═══ Task input ═══
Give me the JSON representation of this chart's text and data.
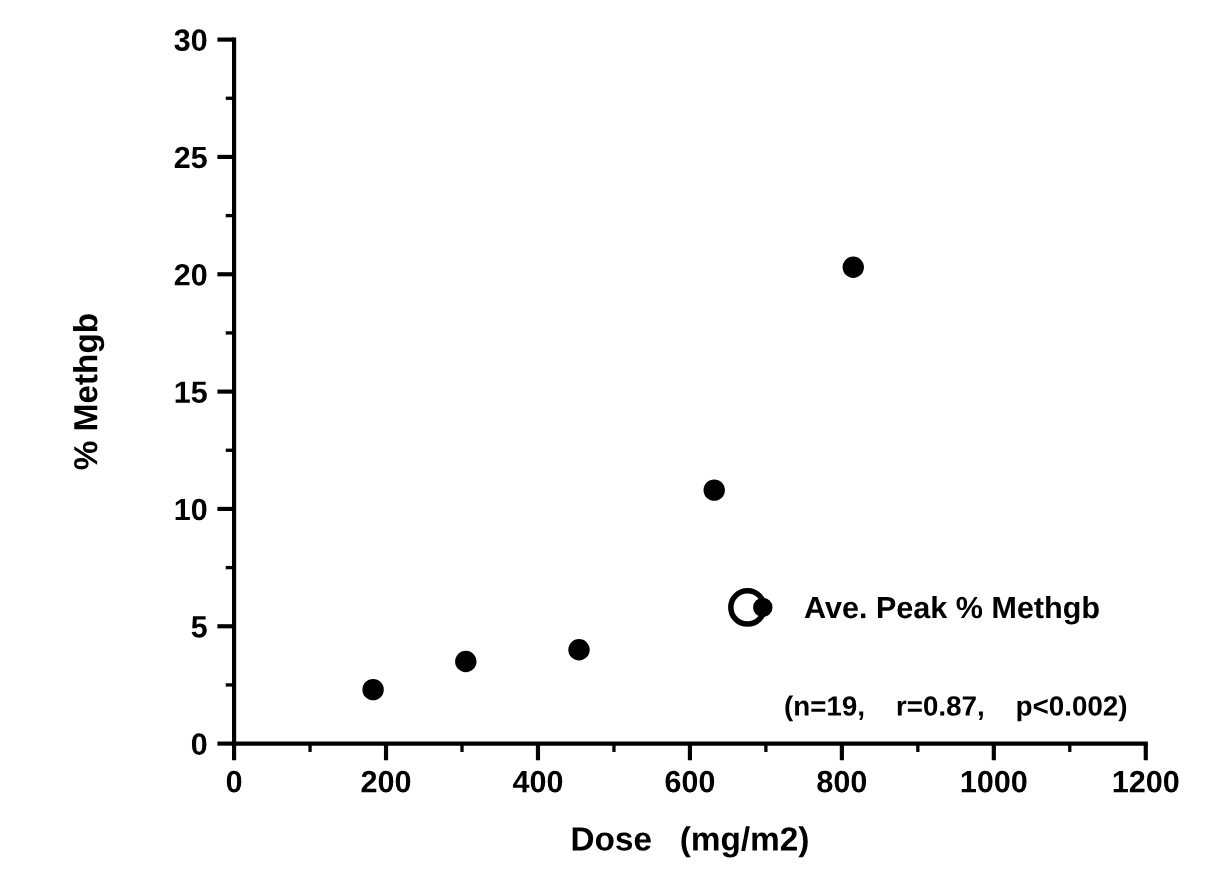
{
  "chart_data": {
    "type": "scatter",
    "xlabel": "Dose   (mg/m2)",
    "ylabel": "% Methgb",
    "x": [
      183,
      305,
      454,
      632,
      815
    ],
    "series": [
      {
        "name": "Ave. Peak % Methgb",
        "color": "#000000",
        "values": [
          2.3,
          3.5,
          4.0,
          10.8,
          20.3
        ]
      }
    ],
    "xlim": [
      0,
      1200
    ],
    "xticks": [
      0,
      200,
      400,
      600,
      800,
      1000,
      1200
    ],
    "ylim": [
      0,
      30
    ],
    "yticks": [
      0,
      5,
      10,
      15,
      20,
      25,
      30
    ],
    "marker": "circle",
    "grid": false,
    "legend": "bottom right",
    "annotations": [
      "(n=19,    r=0.87,    p<0.002)"
    ]
  }
}
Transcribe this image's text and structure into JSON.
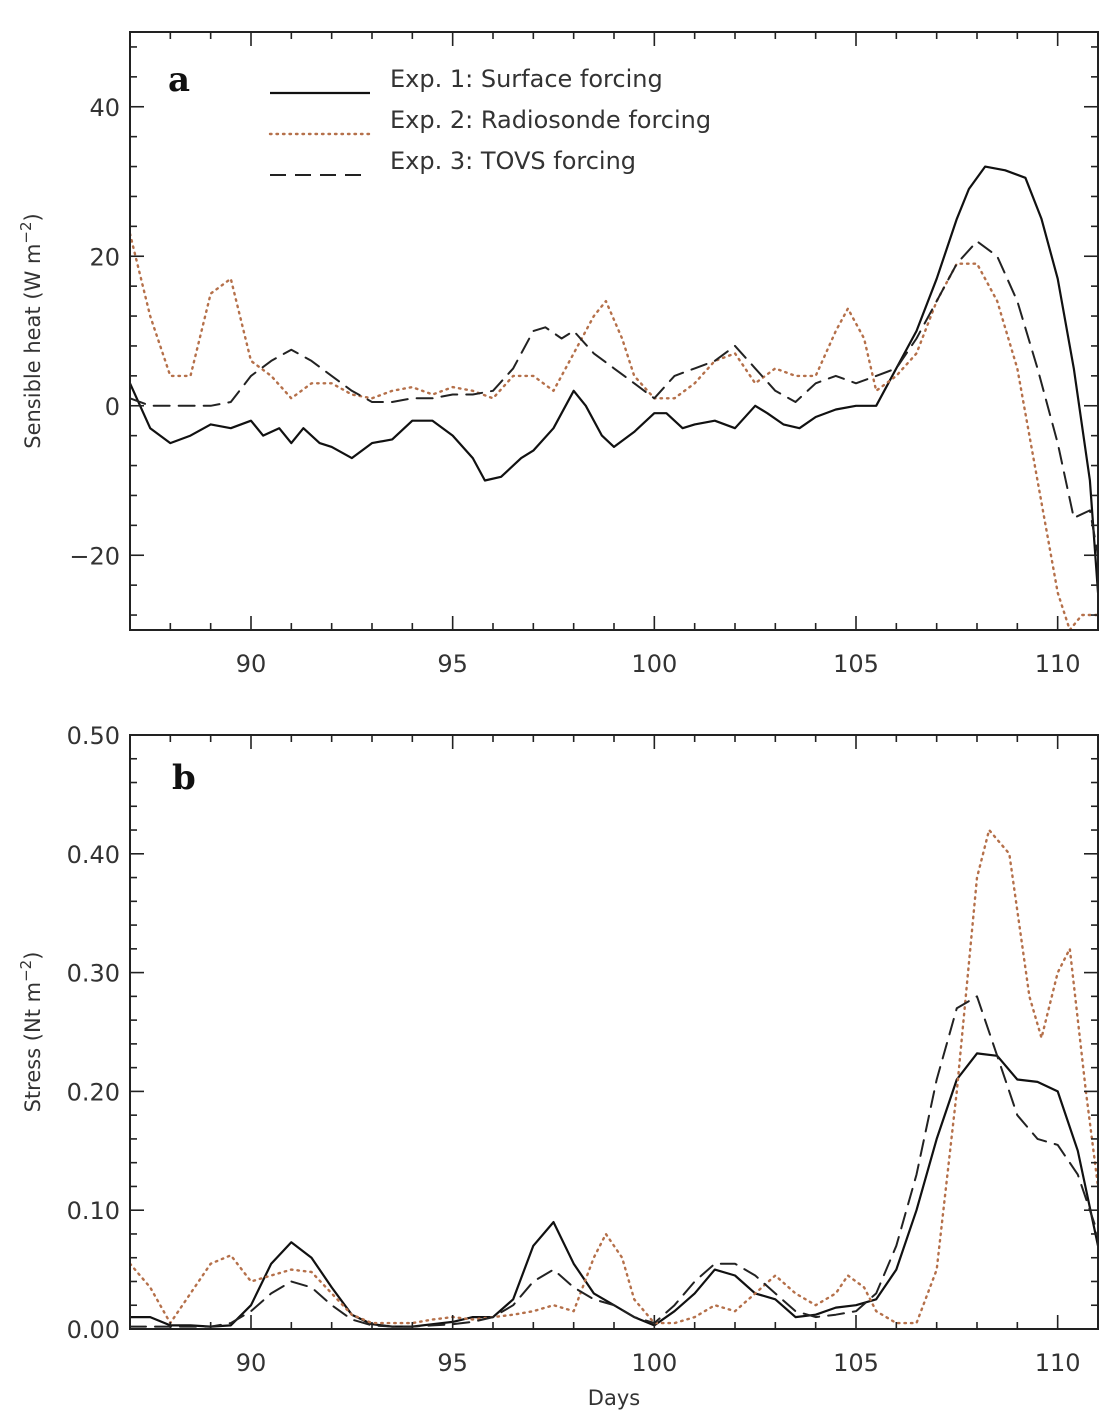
{
  "chart_data": [
    {
      "type": "line",
      "panel_label": "a",
      "xlabel": "",
      "ylabel": "Sensible heat (W m",
      "ylabel_sup": "−2",
      "ylabel_tail": ")",
      "xlim": [
        87,
        111
      ],
      "ylim": [
        -30,
        50
      ],
      "xticks": [
        90,
        95,
        100,
        105,
        110
      ],
      "yticks": [
        -20,
        0,
        20,
        40
      ],
      "ytick_labels": [
        "−20",
        "0",
        "20",
        "40"
      ],
      "legend_position": "top",
      "series": [
        {
          "name": "Exp. 1: Surface forcing",
          "style": "solid",
          "color": "#111111",
          "x": [
            87,
            87.5,
            88,
            88.5,
            89,
            89.5,
            90,
            90.3,
            90.7,
            91,
            91.3,
            91.7,
            92,
            92.5,
            93,
            93.5,
            94,
            94.5,
            95,
            95.5,
            95.8,
            96.2,
            96.7,
            97,
            97.5,
            98,
            98.3,
            98.7,
            99,
            99.5,
            100,
            100.3,
            100.7,
            101,
            101.5,
            102,
            102.5,
            102.8,
            103.2,
            103.6,
            104,
            104.5,
            105,
            105.5,
            106,
            106.5,
            107,
            107.5,
            107.8,
            108.2,
            108.7,
            109.2,
            109.6,
            110,
            110.4,
            110.8,
            111
          ],
          "y": [
            3,
            -3,
            -5,
            -4,
            -2.5,
            -3,
            -2,
            -4,
            -3,
            -5,
            -3,
            -5,
            -5.5,
            -7,
            -5,
            -4.5,
            -2,
            -2,
            -4,
            -7,
            -10,
            -9.5,
            -7,
            -6,
            -3,
            2,
            0,
            -4,
            -5.5,
            -3.5,
            -1,
            -1,
            -3,
            -2.5,
            -2,
            -3,
            0,
            -1,
            -2.5,
            -3,
            -1.5,
            -0.5,
            0,
            0,
            5,
            10,
            17,
            25,
            29,
            32,
            31.5,
            30.5,
            25,
            17,
            5,
            -10,
            -25
          ]
        },
        {
          "name": "Exp. 2: Radiosonde forcing",
          "style": "dotted",
          "color": "#b5704a",
          "x": [
            87,
            87.5,
            88,
            88.5,
            89,
            89.5,
            90,
            90.5,
            91,
            91.5,
            92,
            92.5,
            93,
            93.5,
            94,
            94.5,
            95,
            95.5,
            96,
            96.5,
            97,
            97.5,
            98,
            98.5,
            98.8,
            99.2,
            99.5,
            100,
            100.5,
            101,
            101.5,
            102,
            102.5,
            103,
            103.5,
            104,
            104.5,
            104.8,
            105.2,
            105.5,
            106,
            106.5,
            107,
            107.5,
            108,
            108.5,
            109,
            109.5,
            110,
            110.3,
            110.6,
            111
          ],
          "y": [
            23,
            12,
            4,
            4,
            15,
            17,
            6,
            4,
            1,
            3,
            3,
            1.5,
            1,
            2,
            2.5,
            1.5,
            2.5,
            2,
            1,
            4,
            4,
            2,
            7,
            12,
            14,
            9,
            4,
            1,
            1,
            3,
            6,
            7,
            3,
            5,
            4,
            4,
            10,
            13,
            9,
            2,
            4,
            7,
            14,
            19,
            19,
            14,
            5,
            -10,
            -25,
            -30,
            -28,
            -28
          ]
        },
        {
          "name": "Exp. 3: TOVS forcing",
          "style": "dashed",
          "color": "#222222",
          "x": [
            87,
            87.5,
            88,
            88.5,
            89,
            89.5,
            90,
            90.5,
            91,
            91.5,
            92,
            92.5,
            93,
            93.5,
            94,
            94.5,
            95,
            95.5,
            96,
            96.5,
            97,
            97.3,
            97.7,
            98,
            98.5,
            99,
            99.5,
            100,
            100.5,
            101,
            101.5,
            102,
            102.5,
            103,
            103.5,
            104,
            104.5,
            105,
            105.5,
            106,
            106.5,
            107,
            107.5,
            108,
            108.5,
            109,
            109.5,
            110,
            110.4,
            110.8,
            111
          ],
          "y": [
            1,
            0,
            0,
            0,
            0,
            0.5,
            4,
            6,
            7.5,
            6,
            4,
            2,
            0.5,
            0.5,
            1,
            1,
            1.5,
            1.5,
            2,
            5,
            10,
            10.5,
            9,
            10,
            7,
            5,
            3,
            1,
            4,
            5,
            6,
            8,
            5,
            2,
            0.5,
            3,
            4,
            3,
            4,
            5,
            9,
            14,
            19,
            22,
            20,
            14,
            5,
            -5,
            -15,
            -14,
            -20
          ]
        }
      ]
    },
    {
      "type": "line",
      "panel_label": "b",
      "xlabel": "Days",
      "ylabel": "Stress (Nt m",
      "ylabel_sup": "−2",
      "ylabel_tail": ")",
      "xlim": [
        87,
        111
      ],
      "ylim": [
        0,
        0.5
      ],
      "xticks": [
        90,
        95,
        100,
        105,
        110
      ],
      "yticks": [
        0,
        0.1,
        0.2,
        0.3,
        0.4,
        0.5
      ],
      "ytick_labels": [
        "0.00",
        "0.10",
        "0.20",
        "0.30",
        "0.40",
        "0.50"
      ],
      "series": [
        {
          "name": "Exp. 1: Surface forcing",
          "style": "solid",
          "color": "#111111",
          "x": [
            87,
            87.5,
            88,
            88.5,
            89,
            89.5,
            90,
            90.5,
            91,
            91.5,
            92,
            92.5,
            93,
            93.5,
            94,
            94.5,
            95,
            95.5,
            96,
            96.5,
            97,
            97.5,
            98,
            98.5,
            99,
            99.5,
            100,
            100.5,
            101,
            101.5,
            102,
            102.5,
            103,
            103.5,
            104,
            104.5,
            105,
            105.5,
            106,
            106.5,
            107,
            107.5,
            108,
            108.5,
            109,
            109.5,
            110,
            110.5,
            111
          ],
          "y": [
            0.01,
            0.01,
            0.003,
            0.003,
            0.002,
            0.003,
            0.02,
            0.055,
            0.073,
            0.06,
            0.035,
            0.012,
            0.004,
            0.002,
            0.002,
            0.004,
            0.006,
            0.01,
            0.01,
            0.025,
            0.07,
            0.09,
            0.055,
            0.03,
            0.02,
            0.01,
            0.003,
            0.015,
            0.03,
            0.05,
            0.045,
            0.03,
            0.025,
            0.01,
            0.012,
            0.018,
            0.02,
            0.025,
            0.05,
            0.1,
            0.16,
            0.21,
            0.232,
            0.23,
            0.21,
            0.208,
            0.2,
            0.15,
            0.07
          ]
        },
        {
          "name": "Exp. 2: Radiosonde forcing",
          "style": "dotted",
          "color": "#b5704a",
          "x": [
            87,
            87.5,
            88,
            88.5,
            89,
            89.5,
            90,
            90.5,
            91,
            91.5,
            92,
            92.5,
            93,
            93.5,
            94,
            94.5,
            95,
            95.5,
            96,
            96.5,
            97,
            97.5,
            98,
            98.5,
            98.8,
            99.2,
            99.5,
            100,
            100.5,
            101,
            101.5,
            102,
            102.5,
            103,
            103.5,
            104,
            104.5,
            104.8,
            105.2,
            105.5,
            106,
            106.5,
            107,
            107.5,
            108,
            108.3,
            108.8,
            109.3,
            109.6,
            110,
            110.3,
            110.7,
            111
          ],
          "y": [
            0.055,
            0.035,
            0.005,
            0.03,
            0.055,
            0.062,
            0.04,
            0.045,
            0.05,
            0.048,
            0.03,
            0.012,
            0.005,
            0.005,
            0.005,
            0.008,
            0.01,
            0.008,
            0.01,
            0.012,
            0.015,
            0.02,
            0.015,
            0.06,
            0.08,
            0.06,
            0.025,
            0.005,
            0.005,
            0.01,
            0.02,
            0.015,
            0.03,
            0.045,
            0.03,
            0.02,
            0.03,
            0.045,
            0.035,
            0.015,
            0.005,
            0.005,
            0.05,
            0.2,
            0.38,
            0.42,
            0.4,
            0.28,
            0.245,
            0.3,
            0.32,
            0.2,
            0.12
          ]
        },
        {
          "name": "Exp. 3: TOVS forcing",
          "style": "dashed",
          "color": "#222222",
          "x": [
            87,
            87.5,
            88,
            88.5,
            89,
            89.5,
            90,
            90.5,
            91,
            91.5,
            92,
            92.5,
            93,
            93.5,
            94,
            94.5,
            95,
            95.5,
            96,
            96.5,
            97,
            97.5,
            98,
            98.5,
            99,
            99.5,
            100,
            100.5,
            101,
            101.5,
            102,
            102.5,
            103,
            103.5,
            104,
            104.5,
            105,
            105.5,
            106,
            106.5,
            107,
            107.5,
            108,
            108.5,
            109,
            109.5,
            110,
            110.5,
            111
          ],
          "y": [
            0.002,
            0.002,
            0.002,
            0.002,
            0.002,
            0.005,
            0.015,
            0.03,
            0.04,
            0.035,
            0.02,
            0.008,
            0.003,
            0.002,
            0.002,
            0.003,
            0.004,
            0.006,
            0.01,
            0.02,
            0.04,
            0.05,
            0.035,
            0.025,
            0.02,
            0.01,
            0.005,
            0.02,
            0.04,
            0.055,
            0.055,
            0.045,
            0.03,
            0.015,
            0.01,
            0.012,
            0.015,
            0.03,
            0.07,
            0.13,
            0.21,
            0.27,
            0.28,
            0.23,
            0.18,
            0.16,
            0.155,
            0.13,
            0.08
          ]
        }
      ]
    }
  ]
}
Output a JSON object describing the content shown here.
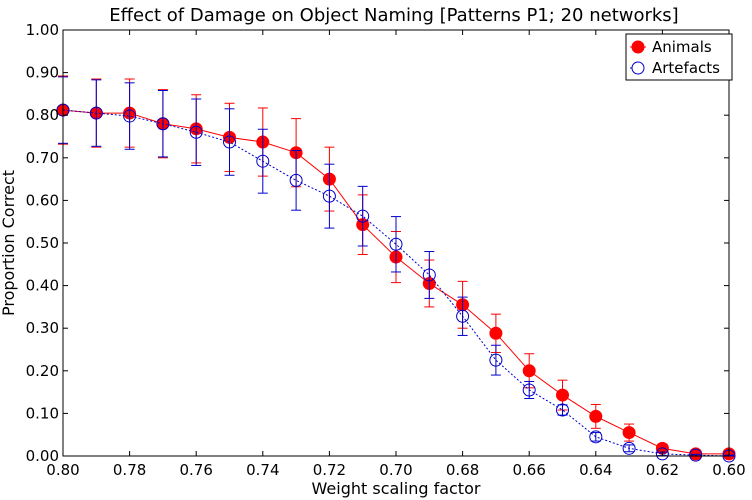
{
  "chart_data": {
    "type": "line",
    "title": "Effect of Damage on Object Naming [Patterns P1; 20 networks]",
    "xlabel": "Weight scaling factor",
    "ylabel": "Proportion Correct",
    "xlim": [
      0.8,
      0.6
    ],
    "ylim": [
      0.0,
      1.0
    ],
    "x_reversed": true,
    "xticks": [
      "0.80",
      "0.78",
      "0.76",
      "0.74",
      "0.72",
      "0.70",
      "0.68",
      "0.66",
      "0.64",
      "0.62",
      "0.60"
    ],
    "yticks": [
      "0.00",
      "0.10",
      "0.20",
      "0.30",
      "0.40",
      "0.50",
      "0.60",
      "0.70",
      "0.80",
      "0.90",
      "1.00"
    ],
    "grid": false,
    "legend_position": "top-right",
    "x": [
      0.8,
      0.79,
      0.78,
      0.77,
      0.76,
      0.75,
      0.74,
      0.73,
      0.72,
      0.71,
      0.7,
      0.69,
      0.68,
      0.67,
      0.66,
      0.65,
      0.64,
      0.63,
      0.62,
      0.61,
      0.6
    ],
    "series": [
      {
        "name": "Animals",
        "color": "#ff0000",
        "marker": "filled-circle",
        "line_style": "solid",
        "values": [
          0.812,
          0.805,
          0.805,
          0.78,
          0.768,
          0.748,
          0.737,
          0.712,
          0.65,
          0.543,
          0.467,
          0.405,
          0.355,
          0.288,
          0.2,
          0.143,
          0.093,
          0.055,
          0.018,
          0.005,
          0.005
        ],
        "errors": [
          0.08,
          0.08,
          0.08,
          0.08,
          0.08,
          0.08,
          0.08,
          0.08,
          0.075,
          0.07,
          0.06,
          0.055,
          0.055,
          0.045,
          0.04,
          0.035,
          0.028,
          0.02,
          0.01,
          0.005,
          0.005
        ]
      },
      {
        "name": "Artefacts",
        "color": "#0000cc",
        "marker": "open-circle",
        "line_style": "dotted",
        "values": [
          0.812,
          0.805,
          0.798,
          0.78,
          0.76,
          0.737,
          0.692,
          0.647,
          0.61,
          0.563,
          0.497,
          0.425,
          0.328,
          0.225,
          0.155,
          0.108,
          0.045,
          0.018,
          0.005,
          0.002,
          0.0
        ],
        "errors": [
          0.078,
          0.078,
          0.078,
          0.078,
          0.078,
          0.078,
          0.075,
          0.07,
          0.075,
          0.07,
          0.065,
          0.055,
          0.045,
          0.035,
          0.02,
          0.012,
          0.01,
          0.008,
          0.004,
          0.002,
          0.002
        ]
      }
    ]
  }
}
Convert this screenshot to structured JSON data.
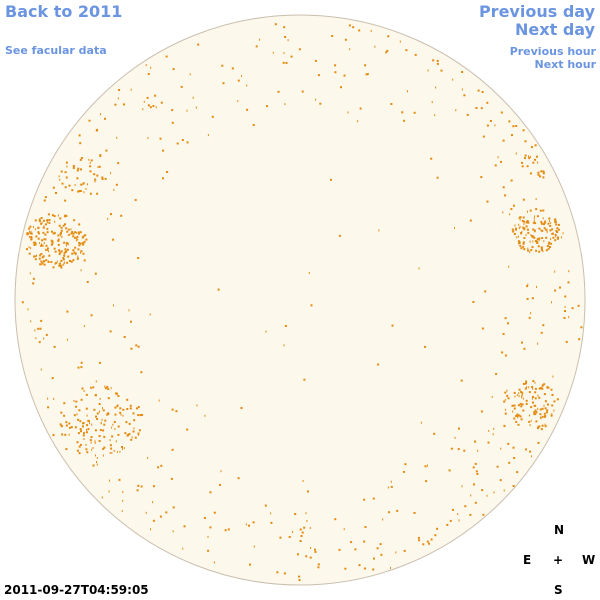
{
  "nav": {
    "back_label": "Back to 2011",
    "facular_label": "See facular data",
    "previous_day_label": "Previous day",
    "next_day_label": "Next day",
    "previous_hour_label": "Previous hour",
    "next_hour_label": "Next hour"
  },
  "compass": {
    "north": "N",
    "east": "E",
    "west": "W",
    "south": "S",
    "center": "+"
  },
  "timestamp": "2011-09-27T04:59:05",
  "colors": {
    "link": "#6b95e0",
    "disk_fill": "#fdf8ec",
    "disk_edge": "#c9bfae",
    "facula": "#e48a0e"
  }
}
═══
Directions
Exactly the lines from the line containing "Convert this screenshot" through the last line of the entries above are to be quoted, both included, and nothing else. Pictures are left out.

Result of this exercise
Convert this screenshot to structured JSON data.
{
  "nav": {
    "back_label": "Back to 2011",
    "facular_label": "See facular data",
    "previous_day_label": "Previous day",
    "next_day_label": "Next day",
    "previous_hour_label": "Previous hour",
    "next_hour_label": "Next hour"
  },
  "compass": {
    "north": "N",
    "east": "E",
    "west": "W",
    "south": "S",
    "center": "+"
  },
  "timestamp": "2011-09-27T04:59:05",
  "colors": {
    "link": "#6b95e0",
    "disk_fill": "#fdf8ec",
    "disk_edge": "#c9bfae",
    "facula": "#e48a0e"
  }
}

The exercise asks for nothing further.